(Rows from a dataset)
· · · · ·

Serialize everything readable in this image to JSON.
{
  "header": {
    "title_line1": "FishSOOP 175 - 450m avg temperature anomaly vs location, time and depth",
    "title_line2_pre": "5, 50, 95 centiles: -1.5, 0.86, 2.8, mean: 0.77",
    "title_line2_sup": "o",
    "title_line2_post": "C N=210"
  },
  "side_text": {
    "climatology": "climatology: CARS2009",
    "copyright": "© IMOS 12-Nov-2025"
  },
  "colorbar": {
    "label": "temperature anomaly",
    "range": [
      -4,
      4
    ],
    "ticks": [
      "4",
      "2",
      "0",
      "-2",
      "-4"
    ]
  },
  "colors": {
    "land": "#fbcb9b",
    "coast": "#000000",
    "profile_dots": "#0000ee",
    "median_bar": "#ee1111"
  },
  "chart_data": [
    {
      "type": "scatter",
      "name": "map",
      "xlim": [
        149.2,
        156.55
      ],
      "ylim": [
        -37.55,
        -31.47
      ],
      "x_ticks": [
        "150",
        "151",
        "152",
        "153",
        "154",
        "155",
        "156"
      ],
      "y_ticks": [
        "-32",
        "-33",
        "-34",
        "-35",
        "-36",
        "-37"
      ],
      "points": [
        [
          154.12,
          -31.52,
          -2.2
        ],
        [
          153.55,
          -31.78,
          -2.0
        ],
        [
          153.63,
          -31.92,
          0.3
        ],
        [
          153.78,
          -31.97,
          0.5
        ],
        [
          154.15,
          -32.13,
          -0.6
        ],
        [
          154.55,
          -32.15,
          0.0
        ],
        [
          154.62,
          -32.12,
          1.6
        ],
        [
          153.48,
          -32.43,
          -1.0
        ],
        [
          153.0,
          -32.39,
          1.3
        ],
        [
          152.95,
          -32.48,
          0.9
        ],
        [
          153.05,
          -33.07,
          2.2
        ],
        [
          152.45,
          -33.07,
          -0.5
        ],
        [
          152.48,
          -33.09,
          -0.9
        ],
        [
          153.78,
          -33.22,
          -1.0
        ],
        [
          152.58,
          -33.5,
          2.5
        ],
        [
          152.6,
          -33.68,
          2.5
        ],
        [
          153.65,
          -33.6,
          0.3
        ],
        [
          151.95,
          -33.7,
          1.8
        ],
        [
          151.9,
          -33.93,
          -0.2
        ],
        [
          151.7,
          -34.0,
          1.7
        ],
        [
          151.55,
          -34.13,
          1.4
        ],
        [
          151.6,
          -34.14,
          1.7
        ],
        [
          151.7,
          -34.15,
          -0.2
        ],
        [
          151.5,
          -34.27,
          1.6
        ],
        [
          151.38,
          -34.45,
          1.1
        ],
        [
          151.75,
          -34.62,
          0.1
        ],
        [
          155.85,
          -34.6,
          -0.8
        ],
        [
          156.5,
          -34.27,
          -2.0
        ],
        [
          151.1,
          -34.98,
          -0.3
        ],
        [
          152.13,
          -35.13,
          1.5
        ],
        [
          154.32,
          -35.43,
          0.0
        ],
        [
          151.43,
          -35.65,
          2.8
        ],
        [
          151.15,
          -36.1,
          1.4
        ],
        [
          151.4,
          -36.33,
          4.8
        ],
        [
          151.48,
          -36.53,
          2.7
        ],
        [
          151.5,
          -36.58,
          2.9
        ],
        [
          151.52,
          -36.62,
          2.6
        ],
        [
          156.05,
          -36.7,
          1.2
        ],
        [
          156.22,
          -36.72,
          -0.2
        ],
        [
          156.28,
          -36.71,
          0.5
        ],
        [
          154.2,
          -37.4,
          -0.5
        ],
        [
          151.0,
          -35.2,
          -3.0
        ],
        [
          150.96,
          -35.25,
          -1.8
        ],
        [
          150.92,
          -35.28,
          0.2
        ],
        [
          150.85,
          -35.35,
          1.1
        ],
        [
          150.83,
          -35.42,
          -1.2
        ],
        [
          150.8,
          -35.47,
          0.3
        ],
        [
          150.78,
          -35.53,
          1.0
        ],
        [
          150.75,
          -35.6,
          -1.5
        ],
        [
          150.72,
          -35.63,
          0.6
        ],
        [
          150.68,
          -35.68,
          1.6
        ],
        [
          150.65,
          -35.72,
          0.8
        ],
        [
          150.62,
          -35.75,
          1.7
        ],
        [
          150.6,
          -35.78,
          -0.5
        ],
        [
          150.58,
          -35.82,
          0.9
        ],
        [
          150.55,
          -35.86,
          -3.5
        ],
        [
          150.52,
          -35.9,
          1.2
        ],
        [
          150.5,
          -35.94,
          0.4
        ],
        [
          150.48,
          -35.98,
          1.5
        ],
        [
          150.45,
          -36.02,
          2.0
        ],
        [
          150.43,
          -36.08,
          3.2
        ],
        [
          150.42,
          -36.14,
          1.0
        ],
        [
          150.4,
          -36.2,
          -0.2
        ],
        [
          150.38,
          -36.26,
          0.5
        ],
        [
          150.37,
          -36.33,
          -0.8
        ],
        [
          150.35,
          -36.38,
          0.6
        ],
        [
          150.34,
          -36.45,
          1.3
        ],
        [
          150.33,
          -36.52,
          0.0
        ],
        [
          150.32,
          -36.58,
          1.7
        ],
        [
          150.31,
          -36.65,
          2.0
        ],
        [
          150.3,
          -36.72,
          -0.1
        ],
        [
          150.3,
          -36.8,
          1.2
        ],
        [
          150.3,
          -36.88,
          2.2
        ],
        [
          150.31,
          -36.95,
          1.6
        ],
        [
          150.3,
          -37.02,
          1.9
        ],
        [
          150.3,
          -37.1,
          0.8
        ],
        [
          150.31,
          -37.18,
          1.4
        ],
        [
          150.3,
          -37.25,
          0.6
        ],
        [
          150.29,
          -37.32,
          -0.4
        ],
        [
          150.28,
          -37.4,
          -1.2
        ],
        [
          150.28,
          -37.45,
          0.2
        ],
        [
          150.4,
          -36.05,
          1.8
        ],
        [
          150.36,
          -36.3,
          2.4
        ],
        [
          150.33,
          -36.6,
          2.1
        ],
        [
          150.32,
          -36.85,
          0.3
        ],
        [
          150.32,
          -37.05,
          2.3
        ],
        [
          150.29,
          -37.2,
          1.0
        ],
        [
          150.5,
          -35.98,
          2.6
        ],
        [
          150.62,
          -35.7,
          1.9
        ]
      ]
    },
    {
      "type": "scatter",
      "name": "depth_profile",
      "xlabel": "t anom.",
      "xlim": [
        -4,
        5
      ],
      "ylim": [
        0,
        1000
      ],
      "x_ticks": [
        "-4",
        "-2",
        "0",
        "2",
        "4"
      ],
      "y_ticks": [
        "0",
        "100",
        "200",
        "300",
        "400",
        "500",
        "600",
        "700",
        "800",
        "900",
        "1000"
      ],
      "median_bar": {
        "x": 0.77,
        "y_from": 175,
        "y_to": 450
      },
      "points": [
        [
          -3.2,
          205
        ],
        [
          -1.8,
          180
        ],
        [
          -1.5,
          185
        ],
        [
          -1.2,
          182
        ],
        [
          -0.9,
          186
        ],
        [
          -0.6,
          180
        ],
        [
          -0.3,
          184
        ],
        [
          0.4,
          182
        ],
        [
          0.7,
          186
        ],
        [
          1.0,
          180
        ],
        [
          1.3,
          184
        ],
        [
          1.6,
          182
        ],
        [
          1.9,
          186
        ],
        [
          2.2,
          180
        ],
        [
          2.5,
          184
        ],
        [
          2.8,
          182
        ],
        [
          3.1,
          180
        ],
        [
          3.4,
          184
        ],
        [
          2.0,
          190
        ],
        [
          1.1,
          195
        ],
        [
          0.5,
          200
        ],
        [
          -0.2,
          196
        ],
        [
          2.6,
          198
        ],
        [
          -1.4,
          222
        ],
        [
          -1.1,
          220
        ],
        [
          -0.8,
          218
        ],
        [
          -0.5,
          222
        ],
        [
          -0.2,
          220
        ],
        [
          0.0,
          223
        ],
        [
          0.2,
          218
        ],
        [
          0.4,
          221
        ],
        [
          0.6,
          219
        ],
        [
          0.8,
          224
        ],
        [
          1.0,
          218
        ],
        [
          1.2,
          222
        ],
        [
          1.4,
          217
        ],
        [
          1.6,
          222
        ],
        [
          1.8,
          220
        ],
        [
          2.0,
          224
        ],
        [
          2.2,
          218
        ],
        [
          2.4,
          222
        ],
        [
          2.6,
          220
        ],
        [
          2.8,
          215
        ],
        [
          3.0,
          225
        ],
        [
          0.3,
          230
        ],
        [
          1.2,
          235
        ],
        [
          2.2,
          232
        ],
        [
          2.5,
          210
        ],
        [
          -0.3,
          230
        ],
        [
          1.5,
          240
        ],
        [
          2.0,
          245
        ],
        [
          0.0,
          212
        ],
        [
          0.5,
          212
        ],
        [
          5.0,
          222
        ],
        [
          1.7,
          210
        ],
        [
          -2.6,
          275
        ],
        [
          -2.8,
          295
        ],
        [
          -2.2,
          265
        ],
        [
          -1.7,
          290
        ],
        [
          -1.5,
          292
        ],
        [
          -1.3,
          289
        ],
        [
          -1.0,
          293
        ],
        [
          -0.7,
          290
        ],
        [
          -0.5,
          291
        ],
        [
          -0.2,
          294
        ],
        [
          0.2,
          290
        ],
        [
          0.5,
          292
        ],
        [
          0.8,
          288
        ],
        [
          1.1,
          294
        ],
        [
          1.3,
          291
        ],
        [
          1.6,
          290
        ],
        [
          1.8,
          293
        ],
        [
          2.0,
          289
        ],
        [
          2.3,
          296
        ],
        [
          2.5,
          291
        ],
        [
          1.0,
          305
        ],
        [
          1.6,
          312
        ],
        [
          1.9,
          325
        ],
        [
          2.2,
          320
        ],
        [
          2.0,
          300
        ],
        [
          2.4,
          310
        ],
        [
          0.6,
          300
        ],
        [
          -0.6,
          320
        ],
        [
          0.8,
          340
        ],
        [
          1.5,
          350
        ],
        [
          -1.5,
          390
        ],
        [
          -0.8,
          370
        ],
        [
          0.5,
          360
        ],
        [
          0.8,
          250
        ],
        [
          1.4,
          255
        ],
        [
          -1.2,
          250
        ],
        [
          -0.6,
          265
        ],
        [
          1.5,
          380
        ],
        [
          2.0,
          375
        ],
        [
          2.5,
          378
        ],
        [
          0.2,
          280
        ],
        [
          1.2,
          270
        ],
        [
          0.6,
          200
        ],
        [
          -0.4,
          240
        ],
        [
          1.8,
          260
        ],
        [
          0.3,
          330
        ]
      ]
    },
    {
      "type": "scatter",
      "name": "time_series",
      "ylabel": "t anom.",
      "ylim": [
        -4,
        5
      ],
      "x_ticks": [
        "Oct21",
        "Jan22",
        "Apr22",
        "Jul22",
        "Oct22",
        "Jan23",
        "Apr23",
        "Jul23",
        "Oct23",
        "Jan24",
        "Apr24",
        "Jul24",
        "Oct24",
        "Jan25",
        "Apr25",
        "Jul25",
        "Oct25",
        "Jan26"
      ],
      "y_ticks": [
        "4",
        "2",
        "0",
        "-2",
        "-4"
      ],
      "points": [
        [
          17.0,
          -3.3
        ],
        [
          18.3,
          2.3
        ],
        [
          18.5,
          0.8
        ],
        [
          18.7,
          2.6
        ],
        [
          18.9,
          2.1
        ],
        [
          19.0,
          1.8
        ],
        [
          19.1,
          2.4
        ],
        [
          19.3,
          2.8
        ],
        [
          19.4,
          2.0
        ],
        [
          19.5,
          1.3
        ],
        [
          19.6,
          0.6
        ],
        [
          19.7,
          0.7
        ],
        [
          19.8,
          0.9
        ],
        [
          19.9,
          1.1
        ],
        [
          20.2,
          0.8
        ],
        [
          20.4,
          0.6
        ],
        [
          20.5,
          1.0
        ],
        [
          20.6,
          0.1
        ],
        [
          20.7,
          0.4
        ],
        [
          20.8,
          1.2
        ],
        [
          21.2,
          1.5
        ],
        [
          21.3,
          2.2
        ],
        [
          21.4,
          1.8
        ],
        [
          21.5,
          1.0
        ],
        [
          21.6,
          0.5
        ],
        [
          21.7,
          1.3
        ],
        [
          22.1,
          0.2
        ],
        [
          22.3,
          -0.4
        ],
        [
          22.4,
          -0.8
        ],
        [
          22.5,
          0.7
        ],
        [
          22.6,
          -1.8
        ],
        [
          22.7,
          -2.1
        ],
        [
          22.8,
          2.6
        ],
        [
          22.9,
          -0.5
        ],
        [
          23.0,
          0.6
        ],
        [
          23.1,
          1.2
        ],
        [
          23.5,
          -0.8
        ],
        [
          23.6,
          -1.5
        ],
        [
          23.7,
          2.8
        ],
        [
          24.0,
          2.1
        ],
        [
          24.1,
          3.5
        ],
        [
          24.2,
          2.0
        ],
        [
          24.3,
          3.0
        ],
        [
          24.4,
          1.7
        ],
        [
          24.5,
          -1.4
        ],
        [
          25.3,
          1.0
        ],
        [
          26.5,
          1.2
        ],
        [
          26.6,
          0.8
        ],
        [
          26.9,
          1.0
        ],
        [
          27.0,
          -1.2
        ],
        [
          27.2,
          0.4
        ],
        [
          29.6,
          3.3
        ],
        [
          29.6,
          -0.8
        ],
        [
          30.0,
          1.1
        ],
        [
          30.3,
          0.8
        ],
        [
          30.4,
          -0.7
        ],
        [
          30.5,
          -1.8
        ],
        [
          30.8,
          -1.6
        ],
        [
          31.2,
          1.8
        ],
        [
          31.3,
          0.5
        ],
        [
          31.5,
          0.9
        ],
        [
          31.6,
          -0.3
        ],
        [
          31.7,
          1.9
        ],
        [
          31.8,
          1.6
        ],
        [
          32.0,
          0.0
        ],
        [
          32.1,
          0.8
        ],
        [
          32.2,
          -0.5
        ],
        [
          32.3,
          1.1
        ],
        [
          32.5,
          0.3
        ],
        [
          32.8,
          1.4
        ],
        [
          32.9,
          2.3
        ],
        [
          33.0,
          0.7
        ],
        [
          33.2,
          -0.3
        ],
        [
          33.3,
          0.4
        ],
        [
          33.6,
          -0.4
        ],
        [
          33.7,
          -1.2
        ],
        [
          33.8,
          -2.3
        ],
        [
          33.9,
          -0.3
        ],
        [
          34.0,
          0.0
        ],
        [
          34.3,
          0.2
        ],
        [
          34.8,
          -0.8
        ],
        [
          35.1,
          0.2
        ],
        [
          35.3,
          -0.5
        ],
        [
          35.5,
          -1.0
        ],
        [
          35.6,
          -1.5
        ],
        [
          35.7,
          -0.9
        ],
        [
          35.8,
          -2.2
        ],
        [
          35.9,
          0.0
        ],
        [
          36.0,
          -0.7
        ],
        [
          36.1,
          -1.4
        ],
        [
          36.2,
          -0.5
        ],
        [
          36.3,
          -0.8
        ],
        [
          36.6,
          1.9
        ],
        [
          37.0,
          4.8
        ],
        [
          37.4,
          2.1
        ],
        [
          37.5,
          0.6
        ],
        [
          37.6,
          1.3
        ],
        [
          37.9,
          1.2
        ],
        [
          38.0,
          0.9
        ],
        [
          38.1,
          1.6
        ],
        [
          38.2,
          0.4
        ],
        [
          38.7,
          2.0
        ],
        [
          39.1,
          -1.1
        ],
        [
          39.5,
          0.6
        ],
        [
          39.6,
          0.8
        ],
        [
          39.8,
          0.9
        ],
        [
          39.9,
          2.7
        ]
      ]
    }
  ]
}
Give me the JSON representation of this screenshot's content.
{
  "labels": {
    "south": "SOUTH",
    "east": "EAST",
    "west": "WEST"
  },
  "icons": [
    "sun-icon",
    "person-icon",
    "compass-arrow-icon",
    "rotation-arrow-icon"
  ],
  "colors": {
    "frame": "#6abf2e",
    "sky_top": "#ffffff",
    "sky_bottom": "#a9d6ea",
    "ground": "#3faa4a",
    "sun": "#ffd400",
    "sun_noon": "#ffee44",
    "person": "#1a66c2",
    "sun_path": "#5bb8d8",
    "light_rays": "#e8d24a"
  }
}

· · · · ·

Objective:
Only the number is needed here: how many lines of the records contain "temperature"?

The output:
2